What you need to do:
Will you write out all the entries below exactly?

Information given:
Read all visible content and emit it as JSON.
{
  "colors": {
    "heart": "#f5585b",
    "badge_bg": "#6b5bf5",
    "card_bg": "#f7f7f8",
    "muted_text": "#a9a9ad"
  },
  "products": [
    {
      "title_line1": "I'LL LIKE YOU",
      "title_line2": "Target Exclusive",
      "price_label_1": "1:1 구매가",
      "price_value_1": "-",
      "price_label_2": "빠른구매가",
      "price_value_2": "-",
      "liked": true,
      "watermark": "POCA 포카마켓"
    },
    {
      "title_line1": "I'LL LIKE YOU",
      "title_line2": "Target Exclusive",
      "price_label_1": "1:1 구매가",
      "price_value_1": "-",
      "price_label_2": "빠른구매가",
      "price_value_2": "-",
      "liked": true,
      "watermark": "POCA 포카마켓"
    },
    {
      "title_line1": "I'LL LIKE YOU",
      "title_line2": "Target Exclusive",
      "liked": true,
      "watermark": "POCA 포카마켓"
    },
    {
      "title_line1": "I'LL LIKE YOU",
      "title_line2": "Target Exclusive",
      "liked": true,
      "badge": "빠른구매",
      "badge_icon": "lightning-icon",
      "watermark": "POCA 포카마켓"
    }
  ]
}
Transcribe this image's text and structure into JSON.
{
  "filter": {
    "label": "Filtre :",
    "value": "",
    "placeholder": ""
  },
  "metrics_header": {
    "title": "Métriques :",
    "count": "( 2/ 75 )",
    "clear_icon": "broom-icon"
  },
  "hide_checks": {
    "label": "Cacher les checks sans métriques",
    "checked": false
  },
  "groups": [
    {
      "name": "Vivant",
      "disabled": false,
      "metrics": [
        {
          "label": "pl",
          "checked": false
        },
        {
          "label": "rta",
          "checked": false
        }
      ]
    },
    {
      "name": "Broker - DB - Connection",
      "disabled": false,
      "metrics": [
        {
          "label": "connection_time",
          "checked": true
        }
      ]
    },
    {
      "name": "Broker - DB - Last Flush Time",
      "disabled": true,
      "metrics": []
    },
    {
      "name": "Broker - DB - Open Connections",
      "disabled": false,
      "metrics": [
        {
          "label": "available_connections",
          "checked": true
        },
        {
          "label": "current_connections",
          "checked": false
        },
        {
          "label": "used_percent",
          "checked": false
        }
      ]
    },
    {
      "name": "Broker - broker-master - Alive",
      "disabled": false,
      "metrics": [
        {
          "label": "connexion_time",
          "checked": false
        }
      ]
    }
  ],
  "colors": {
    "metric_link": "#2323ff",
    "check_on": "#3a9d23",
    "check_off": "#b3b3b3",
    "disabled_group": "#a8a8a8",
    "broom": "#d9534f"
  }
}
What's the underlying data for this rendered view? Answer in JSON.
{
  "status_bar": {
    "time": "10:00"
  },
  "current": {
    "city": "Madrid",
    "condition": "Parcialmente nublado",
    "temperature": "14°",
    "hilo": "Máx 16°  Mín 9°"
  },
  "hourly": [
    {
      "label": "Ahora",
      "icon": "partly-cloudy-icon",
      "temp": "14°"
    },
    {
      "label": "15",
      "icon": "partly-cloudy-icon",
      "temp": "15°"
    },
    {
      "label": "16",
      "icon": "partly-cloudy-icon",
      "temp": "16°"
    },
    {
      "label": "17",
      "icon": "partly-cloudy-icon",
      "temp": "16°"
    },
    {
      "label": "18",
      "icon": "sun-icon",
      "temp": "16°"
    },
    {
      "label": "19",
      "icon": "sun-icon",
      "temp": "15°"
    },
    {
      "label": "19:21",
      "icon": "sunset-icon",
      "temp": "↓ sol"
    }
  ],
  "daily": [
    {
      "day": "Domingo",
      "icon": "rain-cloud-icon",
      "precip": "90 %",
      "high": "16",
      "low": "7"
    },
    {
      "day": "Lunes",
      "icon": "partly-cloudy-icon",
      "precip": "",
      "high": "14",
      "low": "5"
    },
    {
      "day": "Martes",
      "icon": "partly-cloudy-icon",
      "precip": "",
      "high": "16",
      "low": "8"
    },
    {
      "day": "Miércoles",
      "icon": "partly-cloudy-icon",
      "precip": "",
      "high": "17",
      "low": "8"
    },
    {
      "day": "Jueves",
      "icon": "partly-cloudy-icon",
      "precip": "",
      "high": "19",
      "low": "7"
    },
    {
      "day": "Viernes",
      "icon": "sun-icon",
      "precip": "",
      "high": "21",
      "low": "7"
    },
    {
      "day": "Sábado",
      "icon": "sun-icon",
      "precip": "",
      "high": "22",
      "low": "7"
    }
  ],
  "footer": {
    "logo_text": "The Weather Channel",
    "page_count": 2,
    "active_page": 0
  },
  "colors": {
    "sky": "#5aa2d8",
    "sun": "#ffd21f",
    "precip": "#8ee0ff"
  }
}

Result:
Read all visible content and emit it as JSON.
{
  "colors": {
    "heart": "#f5585b",
    "badge_bg": "#6b5bf5",
    "card_bg": "#f7f7f8",
    "muted_text": "#a9a9ad"
  },
  "products": [
    {
      "title_line1": "I'LL LIKE YOU",
      "title_line2": "Target Exclusive",
      "price_label_1": "1:1 구매가",
      "price_value_1": "-",
      "price_label_2": "빠른구매가",
      "price_value_2": "-",
      "liked": true,
      "watermark": "POCA 포카마켓"
    },
    {
      "title_line1": "I'LL LIKE YOU",
      "title_line2": "Target Exclusive",
      "price_label_1": "1:1 구매가",
      "price_value_1": "-",
      "price_label_2": "빠른구매가",
      "price_value_2": "-",
      "liked": true,
      "watermark": "POCA 포카마켓"
    },
    {
      "title_line1": "I'LL LIKE YOU",
      "title_line2": "Target Exclusive",
      "liked": true,
      "watermark": "POCA 포카마켓"
    },
    {
      "title_line1": "I'LL LIKE YOU",
      "title_line2": "Target Exclusive",
      "liked": true,
      "badge": "빠른구매",
      "badge_icon": "lightning-icon",
      "watermark": "POCA 포카마켓"
    }
  ]
}
Transcribe this image's text and structure into JSON.
{
  "filter": {
    "label": "Filtre :",
    "value": "",
    "placeholder": ""
  },
  "metrics_header": {
    "title": "Métriques :",
    "count": "( 2/ 75 )",
    "clear_icon": "broom-icon"
  },
  "hide_checks": {
    "label": "Cacher les checks sans métriques",
    "checked": false
  },
  "groups": [
    {
      "name": "Vivant",
      "disabled": false,
      "metrics": [
        {
          "label": "pl",
          "checked": false
        },
        {
          "label": "rta",
          "checked": false
        }
      ]
    },
    {
      "name": "Broker - DB - Connection",
      "disabled": false,
      "metrics": [
        {
          "label": "connection_time",
          "checked": true
        }
      ]
    },
    {
      "name": "Broker - DB - Last Flush Time",
      "disabled": true,
      "metrics": []
    },
    {
      "name": "Broker - DB - Open Connections",
      "disabled": false,
      "metrics": [
        {
          "label": "available_connections",
          "checked": true
        },
        {
          "label": "current_connections",
          "checked": false
        },
        {
          "label": "used_percent",
          "checked": false
        }
      ]
    },
    {
      "name": "Broker - broker-master - Alive",
      "disabled": false,
      "metrics": [
        {
          "label": "connexion_time",
          "checked": false
        }
      ]
    }
  ],
  "colors": {
    "metric_link": "#2323ff",
    "check_on": "#3a9d23",
    "check_off": "#b3b3b3",
    "disabled_group": "#a8a8a8",
    "broom": "#d9534f"
  }
}
What's the underlying data for this rendered view? Answer in JSON.
{
  "status_bar": {
    "time": "10:00"
  },
  "current": {
    "city": "Madrid",
    "condition": "Parcialmente nublado",
    "temperature": "14°",
    "hilo": "Máx 16°  Mín 9°"
  },
  "hourly": [
    {
      "label": "Ahora",
      "icon": "partly-cloudy-icon",
      "temp": "14°"
    },
    {
      "label": "15",
      "icon": "partly-cloudy-icon",
      "temp": "15°"
    },
    {
      "label": "16",
      "icon": "partly-cloudy-icon",
      "temp": "16°"
    },
    {
      "label": "17",
      "icon": "partly-cloudy-icon",
      "temp": "16°"
    },
    {
      "label": "18",
      "icon": "sun-icon",
      "temp": "16°"
    },
    {
      "label": "19",
      "icon": "sun-icon",
      "temp": "15°"
    },
    {
      "label": "19:21",
      "icon": "sunset-icon",
      "temp": "↓ sol"
    }
  ],
  "daily": [
    {
      "day": "Domingo",
      "icon": "rain-cloud-icon",
      "precip": "90 %",
      "high": "16",
      "low": "7"
    },
    {
      "day": "Lunes",
      "icon": "partly-cloudy-icon",
      "precip": "",
      "high": "14",
      "low": "5"
    },
    {
      "day": "Martes",
      "icon": "partly-cloudy-icon",
      "precip": "",
      "high": "16",
      "low": "8"
    },
    {
      "day": "Miércoles",
      "icon": "partly-cloudy-icon",
      "precip": "",
      "high": "17",
      "low": "8"
    },
    {
      "day": "Jueves",
      "icon": "partly-cloudy-icon",
      "precip": "",
      "high": "19",
      "low": "7"
    },
    {
      "day": "Viernes",
      "icon": "sun-icon",
      "precip": "",
      "high": "21",
      "low": "7"
    },
    {
      "day": "Sábado",
      "icon": "sun-icon",
      "precip": "",
      "high": "22",
      "low": "7"
    }
  ],
  "footer": {
    "logo_text": "The Weather Channel",
    "page_count": 2,
    "active_page": 0
  },
  "colors": {
    "sky": "#5aa2d8",
    "sun": "#ffd21f",
    "precip": "#8ee0ff"
  }
}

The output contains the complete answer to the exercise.